==== Supplied material

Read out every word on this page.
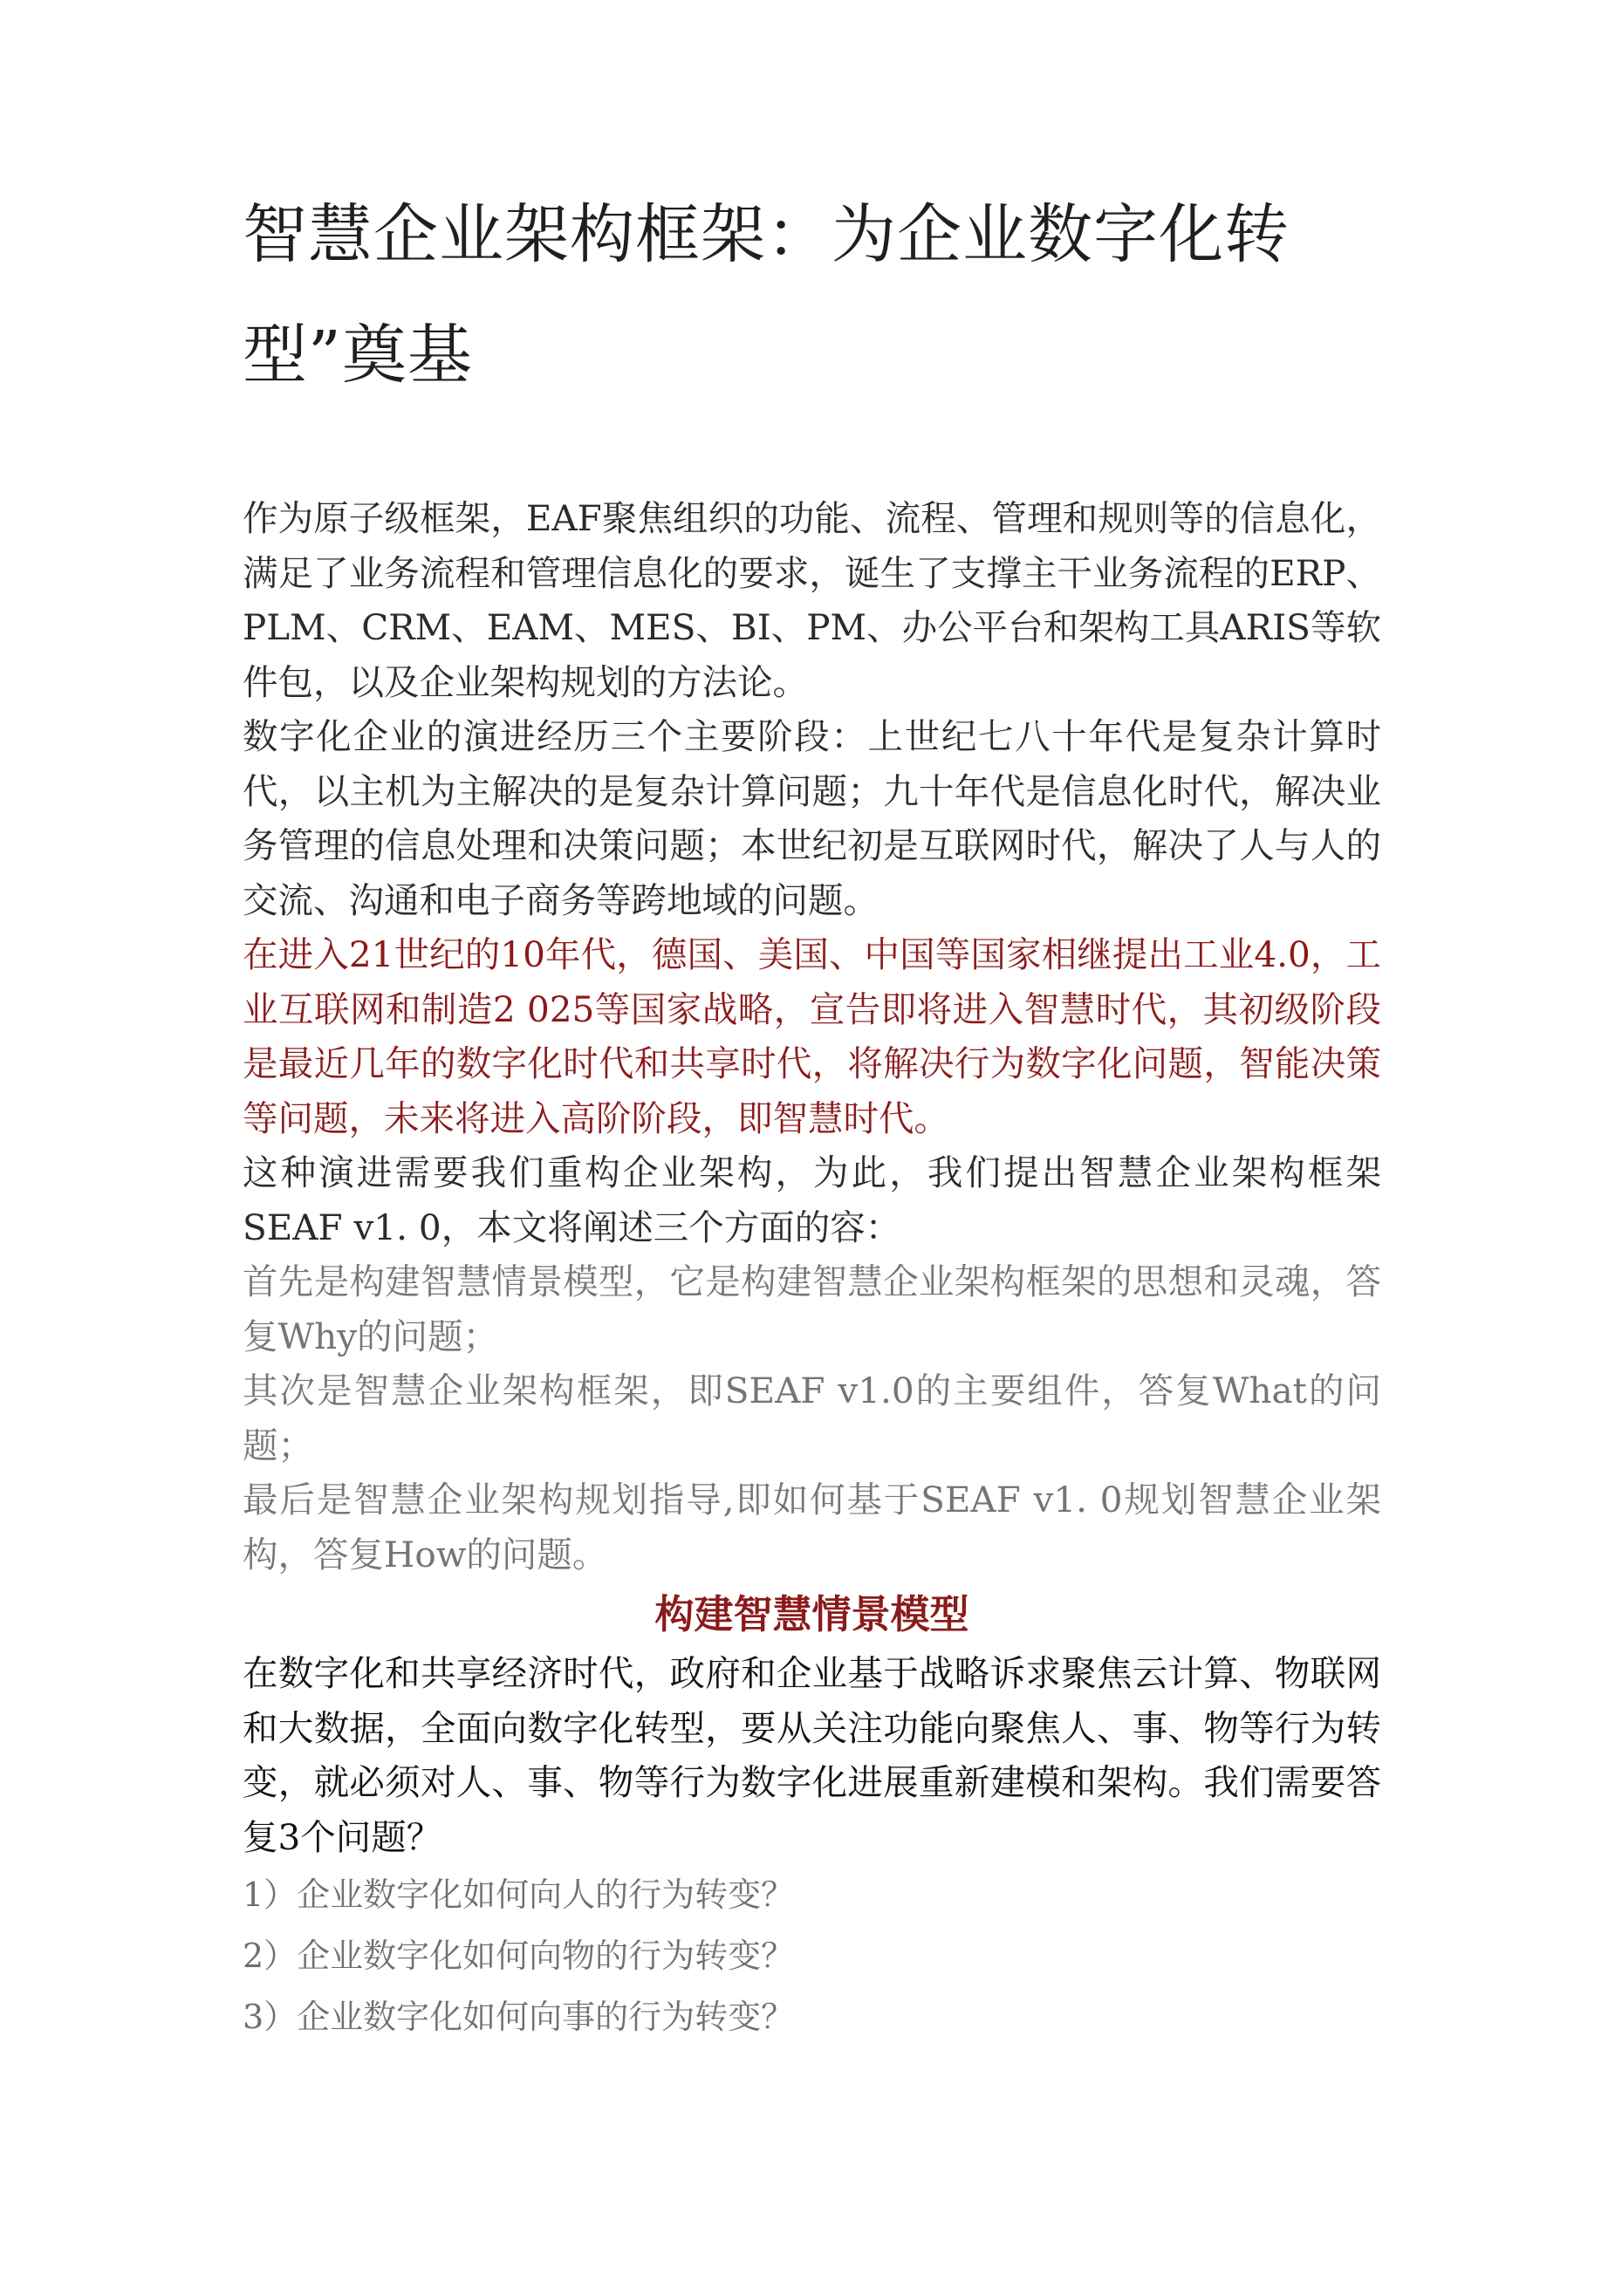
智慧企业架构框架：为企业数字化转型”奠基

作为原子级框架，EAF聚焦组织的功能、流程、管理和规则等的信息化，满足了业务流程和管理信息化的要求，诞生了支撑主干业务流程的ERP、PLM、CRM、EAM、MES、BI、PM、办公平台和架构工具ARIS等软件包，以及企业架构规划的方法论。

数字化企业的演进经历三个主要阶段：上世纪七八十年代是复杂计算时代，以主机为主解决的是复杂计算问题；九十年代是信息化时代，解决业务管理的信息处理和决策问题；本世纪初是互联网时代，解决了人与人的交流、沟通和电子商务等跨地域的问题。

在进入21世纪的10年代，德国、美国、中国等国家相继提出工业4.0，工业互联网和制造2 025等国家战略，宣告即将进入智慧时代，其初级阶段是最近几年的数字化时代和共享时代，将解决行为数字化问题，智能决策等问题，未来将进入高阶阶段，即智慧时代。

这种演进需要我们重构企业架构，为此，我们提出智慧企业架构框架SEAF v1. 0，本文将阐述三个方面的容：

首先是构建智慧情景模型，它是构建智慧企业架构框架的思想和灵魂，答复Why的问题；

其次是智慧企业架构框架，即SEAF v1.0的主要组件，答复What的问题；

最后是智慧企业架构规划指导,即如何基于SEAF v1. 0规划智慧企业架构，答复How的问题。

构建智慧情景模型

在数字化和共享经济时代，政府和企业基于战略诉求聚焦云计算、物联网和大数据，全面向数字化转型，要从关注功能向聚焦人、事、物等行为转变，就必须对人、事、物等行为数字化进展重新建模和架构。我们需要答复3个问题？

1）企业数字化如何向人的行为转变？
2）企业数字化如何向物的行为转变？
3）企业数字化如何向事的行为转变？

========

## Instructions to follow
Make a verbatim copy of all the entries and strip out the pictures.

## Written answer
Read out every word on this page.
智慧企业架构框架：为企业数字化转型”奠基

作为原子级框架，EAF聚焦组织的功能、流程、管理和规则等的信息化，满足了业务流程和管理信息化的要求，诞生了支撑主干业务流程的ERP、PLM、CRM、EAM、MES、BI、PM、办公平台和架构工具ARIS等软件包，以及企业架构规划的方法论。

数字化企业的演进经历三个主要阶段：上世纪七八十年代是复杂计算时代，以主机为主解决的是复杂计算问题；九十年代是信息化时代，解决业务管理的信息处理和决策问题；本世纪初是互联网时代，解决了人与人的交流、沟通和电子商务等跨地域的问题。

在进入21世纪的10年代，德国、美国、中国等国家相继提出工业4.0，工业互联网和制造2 025等国家战略，宣告即将进入智慧时代，其初级阶段是最近几年的数字化时代和共享时代，将解决行为数字化问题，智能决策等问题，未来将进入高阶阶段，即智慧时代。

这种演进需要我们重构企业架构，为此，我们提出智慧企业架构框架SEAF v1. 0，本文将阐述三个方面的容：

首先是构建智慧情景模型，它是构建智慧企业架构框架的思想和灵魂，答复Why的问题；

其次是智慧企业架构框架，即SEAF v1.0的主要组件，答复What的问题；

最后是智慧企业架构规划指导,即如何基于SEAF v1. 0规划智慧企业架构，答复How的问题。

构建智慧情景模型

在数字化和共享经济时代，政府和企业基于战略诉求聚焦云计算、物联网和大数据，全面向数字化转型，要从关注功能向聚焦人、事、物等行为转变，就必须对人、事、物等行为数字化进展重新建模和架构。我们需要答复3个问题？

1）企业数字化如何向人的行为转变？
2）企业数字化如何向物的行为转变？
3）企业数字化如何向事的行为转变？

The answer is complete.